--- Given problem ---
Format the rows as a numbered list, starting at the first row and ending at the line that contains "1050, 1141, 1243]". Leave out any blank lines.

--- Supplied material ---
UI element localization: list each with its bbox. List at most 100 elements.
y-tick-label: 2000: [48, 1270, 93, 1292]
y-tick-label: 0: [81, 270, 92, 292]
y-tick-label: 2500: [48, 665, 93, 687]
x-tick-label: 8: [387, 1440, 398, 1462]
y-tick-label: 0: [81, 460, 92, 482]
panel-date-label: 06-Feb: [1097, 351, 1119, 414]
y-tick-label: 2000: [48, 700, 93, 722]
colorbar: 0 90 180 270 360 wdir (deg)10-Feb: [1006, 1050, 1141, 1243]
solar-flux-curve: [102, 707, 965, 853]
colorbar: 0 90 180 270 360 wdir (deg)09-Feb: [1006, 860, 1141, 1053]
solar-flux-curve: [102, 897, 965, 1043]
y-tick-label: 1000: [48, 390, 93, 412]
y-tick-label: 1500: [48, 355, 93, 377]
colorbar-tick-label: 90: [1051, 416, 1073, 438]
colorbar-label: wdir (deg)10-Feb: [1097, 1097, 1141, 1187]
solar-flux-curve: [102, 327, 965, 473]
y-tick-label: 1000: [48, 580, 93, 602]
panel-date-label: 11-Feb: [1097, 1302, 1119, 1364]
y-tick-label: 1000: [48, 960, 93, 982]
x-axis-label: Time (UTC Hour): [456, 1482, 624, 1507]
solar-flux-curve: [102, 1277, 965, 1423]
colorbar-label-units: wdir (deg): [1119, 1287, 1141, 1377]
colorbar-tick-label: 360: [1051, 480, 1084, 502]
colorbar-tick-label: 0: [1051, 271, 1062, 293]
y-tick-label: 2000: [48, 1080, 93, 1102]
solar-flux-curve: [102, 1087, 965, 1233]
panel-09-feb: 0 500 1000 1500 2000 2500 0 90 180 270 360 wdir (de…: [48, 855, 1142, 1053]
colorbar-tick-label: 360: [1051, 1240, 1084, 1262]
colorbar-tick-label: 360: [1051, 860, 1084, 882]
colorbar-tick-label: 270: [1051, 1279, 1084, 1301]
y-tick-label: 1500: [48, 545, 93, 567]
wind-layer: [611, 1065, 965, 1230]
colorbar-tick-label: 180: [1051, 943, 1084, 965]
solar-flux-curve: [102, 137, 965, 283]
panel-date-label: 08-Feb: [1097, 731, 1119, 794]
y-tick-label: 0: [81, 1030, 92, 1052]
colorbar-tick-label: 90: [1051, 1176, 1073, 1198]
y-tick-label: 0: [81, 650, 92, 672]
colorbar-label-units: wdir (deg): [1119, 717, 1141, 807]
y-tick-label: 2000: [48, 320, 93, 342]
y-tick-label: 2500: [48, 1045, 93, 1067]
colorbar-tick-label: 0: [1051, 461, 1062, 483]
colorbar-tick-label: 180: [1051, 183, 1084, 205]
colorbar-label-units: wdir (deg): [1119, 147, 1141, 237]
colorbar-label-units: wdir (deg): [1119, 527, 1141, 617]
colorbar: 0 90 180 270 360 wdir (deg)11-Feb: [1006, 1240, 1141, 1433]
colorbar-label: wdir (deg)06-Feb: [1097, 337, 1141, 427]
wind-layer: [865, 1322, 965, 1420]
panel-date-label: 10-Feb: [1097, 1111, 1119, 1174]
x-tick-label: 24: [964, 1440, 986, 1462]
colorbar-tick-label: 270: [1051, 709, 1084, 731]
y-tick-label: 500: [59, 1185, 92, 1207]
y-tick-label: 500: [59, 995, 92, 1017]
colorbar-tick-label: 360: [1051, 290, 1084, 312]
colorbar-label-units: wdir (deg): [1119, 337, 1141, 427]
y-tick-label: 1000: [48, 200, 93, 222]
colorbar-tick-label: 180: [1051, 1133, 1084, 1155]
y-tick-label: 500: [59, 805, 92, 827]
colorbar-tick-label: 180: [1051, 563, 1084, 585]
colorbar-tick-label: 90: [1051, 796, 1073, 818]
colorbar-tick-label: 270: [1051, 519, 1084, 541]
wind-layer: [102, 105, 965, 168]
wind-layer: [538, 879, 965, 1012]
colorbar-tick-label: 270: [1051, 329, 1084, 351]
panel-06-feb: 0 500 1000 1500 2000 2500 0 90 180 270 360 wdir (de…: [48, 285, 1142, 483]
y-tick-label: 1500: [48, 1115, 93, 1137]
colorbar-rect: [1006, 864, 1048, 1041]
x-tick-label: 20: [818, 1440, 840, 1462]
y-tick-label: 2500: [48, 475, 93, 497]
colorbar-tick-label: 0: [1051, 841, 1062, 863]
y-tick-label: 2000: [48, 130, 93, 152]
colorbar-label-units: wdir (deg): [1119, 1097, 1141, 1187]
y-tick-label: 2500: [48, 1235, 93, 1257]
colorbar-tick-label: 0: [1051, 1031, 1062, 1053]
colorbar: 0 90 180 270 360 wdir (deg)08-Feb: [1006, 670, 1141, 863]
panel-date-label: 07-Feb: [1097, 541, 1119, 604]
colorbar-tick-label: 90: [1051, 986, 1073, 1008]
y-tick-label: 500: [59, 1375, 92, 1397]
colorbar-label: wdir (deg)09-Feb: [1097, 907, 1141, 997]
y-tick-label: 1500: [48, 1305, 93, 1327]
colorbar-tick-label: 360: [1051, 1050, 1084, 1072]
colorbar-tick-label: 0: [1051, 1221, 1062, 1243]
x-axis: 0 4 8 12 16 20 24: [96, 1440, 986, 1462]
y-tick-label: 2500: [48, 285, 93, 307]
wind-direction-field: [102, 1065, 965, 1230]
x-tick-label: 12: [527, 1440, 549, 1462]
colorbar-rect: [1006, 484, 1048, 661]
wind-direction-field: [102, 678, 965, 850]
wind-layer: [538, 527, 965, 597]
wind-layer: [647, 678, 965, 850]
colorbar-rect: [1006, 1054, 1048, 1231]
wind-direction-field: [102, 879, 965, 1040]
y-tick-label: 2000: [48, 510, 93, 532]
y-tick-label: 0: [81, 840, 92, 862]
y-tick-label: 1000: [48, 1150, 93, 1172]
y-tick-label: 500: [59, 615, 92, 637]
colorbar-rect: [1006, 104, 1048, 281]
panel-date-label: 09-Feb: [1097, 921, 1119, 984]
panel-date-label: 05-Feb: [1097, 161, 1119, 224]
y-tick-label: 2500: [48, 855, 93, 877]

--- Expected output ---
1. UI element localization: list each with its bbox. List at most 100 elements.
2. y-tick-label: 2000: [48, 1270, 93, 1292]
3. y-tick-label: 0: [81, 270, 92, 292]
4. y-tick-label: 2500: [48, 665, 93, 687]
5. x-tick-label: 8: [387, 1440, 398, 1462]
6. y-tick-label: 0: [81, 460, 92, 482]
7. panel-date-label: 06-Feb: [1097, 351, 1119, 414]
8. y-tick-label: 2000: [48, 700, 93, 722]
9. colorbar: 0 90 180 270 360 wdir (deg)10-Feb: [1006, 1050, 1141, 1243]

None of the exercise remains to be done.